BEGIN DATA SECTION
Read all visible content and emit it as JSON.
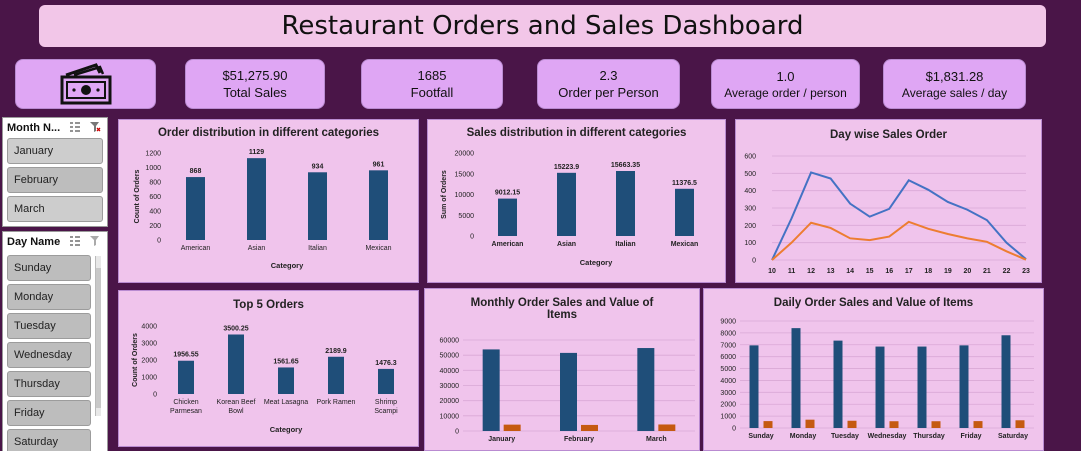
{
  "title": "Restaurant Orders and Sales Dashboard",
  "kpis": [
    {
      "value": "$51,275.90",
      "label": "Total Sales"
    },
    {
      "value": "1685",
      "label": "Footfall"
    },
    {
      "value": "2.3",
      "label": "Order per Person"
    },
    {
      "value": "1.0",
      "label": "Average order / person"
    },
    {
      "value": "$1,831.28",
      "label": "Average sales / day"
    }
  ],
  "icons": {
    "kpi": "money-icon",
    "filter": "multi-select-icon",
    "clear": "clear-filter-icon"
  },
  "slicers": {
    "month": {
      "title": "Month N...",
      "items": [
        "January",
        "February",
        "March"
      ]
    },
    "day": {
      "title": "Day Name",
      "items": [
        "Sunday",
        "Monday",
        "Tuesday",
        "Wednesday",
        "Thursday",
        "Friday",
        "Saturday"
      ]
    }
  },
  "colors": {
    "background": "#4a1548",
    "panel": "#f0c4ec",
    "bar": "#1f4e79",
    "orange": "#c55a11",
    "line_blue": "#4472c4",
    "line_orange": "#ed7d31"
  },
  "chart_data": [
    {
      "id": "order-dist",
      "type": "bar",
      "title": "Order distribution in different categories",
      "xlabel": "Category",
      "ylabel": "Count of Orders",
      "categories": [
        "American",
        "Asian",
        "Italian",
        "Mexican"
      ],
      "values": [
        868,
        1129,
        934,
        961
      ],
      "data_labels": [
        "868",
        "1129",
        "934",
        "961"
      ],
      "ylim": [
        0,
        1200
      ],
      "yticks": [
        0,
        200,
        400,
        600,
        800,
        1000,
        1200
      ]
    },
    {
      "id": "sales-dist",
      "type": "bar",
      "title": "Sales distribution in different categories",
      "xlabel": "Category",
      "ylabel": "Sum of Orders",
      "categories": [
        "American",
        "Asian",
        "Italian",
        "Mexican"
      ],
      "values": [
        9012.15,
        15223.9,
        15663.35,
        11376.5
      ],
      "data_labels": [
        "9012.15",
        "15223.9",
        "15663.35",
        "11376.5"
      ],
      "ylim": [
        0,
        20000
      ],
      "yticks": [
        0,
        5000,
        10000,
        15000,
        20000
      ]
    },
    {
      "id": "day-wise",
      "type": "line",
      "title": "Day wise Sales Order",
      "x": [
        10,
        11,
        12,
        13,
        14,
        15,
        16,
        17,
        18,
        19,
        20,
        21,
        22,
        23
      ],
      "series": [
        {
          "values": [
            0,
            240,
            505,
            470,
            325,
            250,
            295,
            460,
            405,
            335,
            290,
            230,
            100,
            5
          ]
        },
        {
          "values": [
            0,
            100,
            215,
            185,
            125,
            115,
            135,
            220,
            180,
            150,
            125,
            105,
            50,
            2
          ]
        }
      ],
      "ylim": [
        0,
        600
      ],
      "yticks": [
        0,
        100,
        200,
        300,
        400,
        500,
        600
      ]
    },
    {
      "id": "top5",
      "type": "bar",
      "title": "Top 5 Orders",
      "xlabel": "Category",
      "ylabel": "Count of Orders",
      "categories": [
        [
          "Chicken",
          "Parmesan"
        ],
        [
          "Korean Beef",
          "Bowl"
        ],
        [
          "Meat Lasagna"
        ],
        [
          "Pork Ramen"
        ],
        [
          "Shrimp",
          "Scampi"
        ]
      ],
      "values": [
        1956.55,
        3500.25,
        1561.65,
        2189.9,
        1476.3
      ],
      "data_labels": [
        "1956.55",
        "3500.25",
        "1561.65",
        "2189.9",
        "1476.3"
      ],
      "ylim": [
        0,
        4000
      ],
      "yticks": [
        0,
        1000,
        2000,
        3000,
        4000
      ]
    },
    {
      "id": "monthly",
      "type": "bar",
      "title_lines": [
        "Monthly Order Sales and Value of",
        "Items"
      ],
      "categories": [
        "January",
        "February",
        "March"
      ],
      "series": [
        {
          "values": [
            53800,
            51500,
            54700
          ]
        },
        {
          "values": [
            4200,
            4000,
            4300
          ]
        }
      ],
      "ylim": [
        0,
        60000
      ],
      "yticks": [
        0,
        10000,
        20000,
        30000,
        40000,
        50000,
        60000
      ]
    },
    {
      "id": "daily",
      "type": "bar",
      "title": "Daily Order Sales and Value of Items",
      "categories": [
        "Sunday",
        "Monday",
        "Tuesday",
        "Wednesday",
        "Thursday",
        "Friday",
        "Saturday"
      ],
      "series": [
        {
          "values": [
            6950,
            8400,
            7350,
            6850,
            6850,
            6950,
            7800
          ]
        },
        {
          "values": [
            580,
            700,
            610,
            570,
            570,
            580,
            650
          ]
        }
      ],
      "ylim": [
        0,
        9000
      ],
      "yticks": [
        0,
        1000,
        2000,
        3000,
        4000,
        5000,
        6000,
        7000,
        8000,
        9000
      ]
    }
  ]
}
END DATA SECTION
● WRITTEN INSTRUCTION: Drop the images and repeat the data exactly.

● RESPONSE TO THE EXERCISE:
Read all visible content and emit it as JSON.
{
  "title": "Restaurant Orders and Sales Dashboard",
  "kpis": [
    {
      "value": "$51,275.90",
      "label": "Total Sales"
    },
    {
      "value": "1685",
      "label": "Footfall"
    },
    {
      "value": "2.3",
      "label": "Order per Person"
    },
    {
      "value": "1.0",
      "label": "Average order / person"
    },
    {
      "value": "$1,831.28",
      "label": "Average sales / day"
    }
  ],
  "icons": {
    "kpi": "money-icon",
    "filter": "multi-select-icon",
    "clear": "clear-filter-icon"
  },
  "slicers": {
    "month": {
      "title": "Month N...",
      "items": [
        "January",
        "February",
        "March"
      ]
    },
    "day": {
      "title": "Day Name",
      "items": [
        "Sunday",
        "Monday",
        "Tuesday",
        "Wednesday",
        "Thursday",
        "Friday",
        "Saturday"
      ]
    }
  },
  "colors": {
    "background": "#4a1548",
    "panel": "#f0c4ec",
    "bar": "#1f4e79",
    "orange": "#c55a11",
    "line_blue": "#4472c4",
    "line_orange": "#ed7d31"
  },
  "chart_data": [
    {
      "id": "order-dist",
      "type": "bar",
      "title": "Order distribution in different categories",
      "xlabel": "Category",
      "ylabel": "Count of Orders",
      "categories": [
        "American",
        "Asian",
        "Italian",
        "Mexican"
      ],
      "values": [
        868,
        1129,
        934,
        961
      ],
      "data_labels": [
        "868",
        "1129",
        "934",
        "961"
      ],
      "ylim": [
        0,
        1200
      ],
      "yticks": [
        0,
        200,
        400,
        600,
        800,
        1000,
        1200
      ]
    },
    {
      "id": "sales-dist",
      "type": "bar",
      "title": "Sales distribution in different categories",
      "xlabel": "Category",
      "ylabel": "Sum of Orders",
      "categories": [
        "American",
        "Asian",
        "Italian",
        "Mexican"
      ],
      "values": [
        9012.15,
        15223.9,
        15663.35,
        11376.5
      ],
      "data_labels": [
        "9012.15",
        "15223.9",
        "15663.35",
        "11376.5"
      ],
      "ylim": [
        0,
        20000
      ],
      "yticks": [
        0,
        5000,
        10000,
        15000,
        20000
      ]
    },
    {
      "id": "day-wise",
      "type": "line",
      "title": "Day wise Sales Order",
      "x": [
        10,
        11,
        12,
        13,
        14,
        15,
        16,
        17,
        18,
        19,
        20,
        21,
        22,
        23
      ],
      "series": [
        {
          "values": [
            0,
            240,
            505,
            470,
            325,
            250,
            295,
            460,
            405,
            335,
            290,
            230,
            100,
            5
          ]
        },
        {
          "values": [
            0,
            100,
            215,
            185,
            125,
            115,
            135,
            220,
            180,
            150,
            125,
            105,
            50,
            2
          ]
        }
      ],
      "ylim": [
        0,
        600
      ],
      "yticks": [
        0,
        100,
        200,
        300,
        400,
        500,
        600
      ]
    },
    {
      "id": "top5",
      "type": "bar",
      "title": "Top 5 Orders",
      "xlabel": "Category",
      "ylabel": "Count of Orders",
      "categories": [
        [
          "Chicken",
          "Parmesan"
        ],
        [
          "Korean Beef",
          "Bowl"
        ],
        [
          "Meat Lasagna"
        ],
        [
          "Pork Ramen"
        ],
        [
          "Shrimp",
          "Scampi"
        ]
      ],
      "values": [
        1956.55,
        3500.25,
        1561.65,
        2189.9,
        1476.3
      ],
      "data_labels": [
        "1956.55",
        "3500.25",
        "1561.65",
        "2189.9",
        "1476.3"
      ],
      "ylim": [
        0,
        4000
      ],
      "yticks": [
        0,
        1000,
        2000,
        3000,
        4000
      ]
    },
    {
      "id": "monthly",
      "type": "bar",
      "title_lines": [
        "Monthly Order Sales and Value of",
        "Items"
      ],
      "categories": [
        "January",
        "February",
        "March"
      ],
      "series": [
        {
          "values": [
            53800,
            51500,
            54700
          ]
        },
        {
          "values": [
            4200,
            4000,
            4300
          ]
        }
      ],
      "ylim": [
        0,
        60000
      ],
      "yticks": [
        0,
        10000,
        20000,
        30000,
        40000,
        50000,
        60000
      ]
    },
    {
      "id": "daily",
      "type": "bar",
      "title": "Daily Order Sales and Value of Items",
      "categories": [
        "Sunday",
        "Monday",
        "Tuesday",
        "Wednesday",
        "Thursday",
        "Friday",
        "Saturday"
      ],
      "series": [
        {
          "values": [
            6950,
            8400,
            7350,
            6850,
            6850,
            6950,
            7800
          ]
        },
        {
          "values": [
            580,
            700,
            610,
            570,
            570,
            580,
            650
          ]
        }
      ],
      "ylim": [
        0,
        9000
      ],
      "yticks": [
        0,
        1000,
        2000,
        3000,
        4000,
        5000,
        6000,
        7000,
        8000,
        9000
      ]
    }
  ]
}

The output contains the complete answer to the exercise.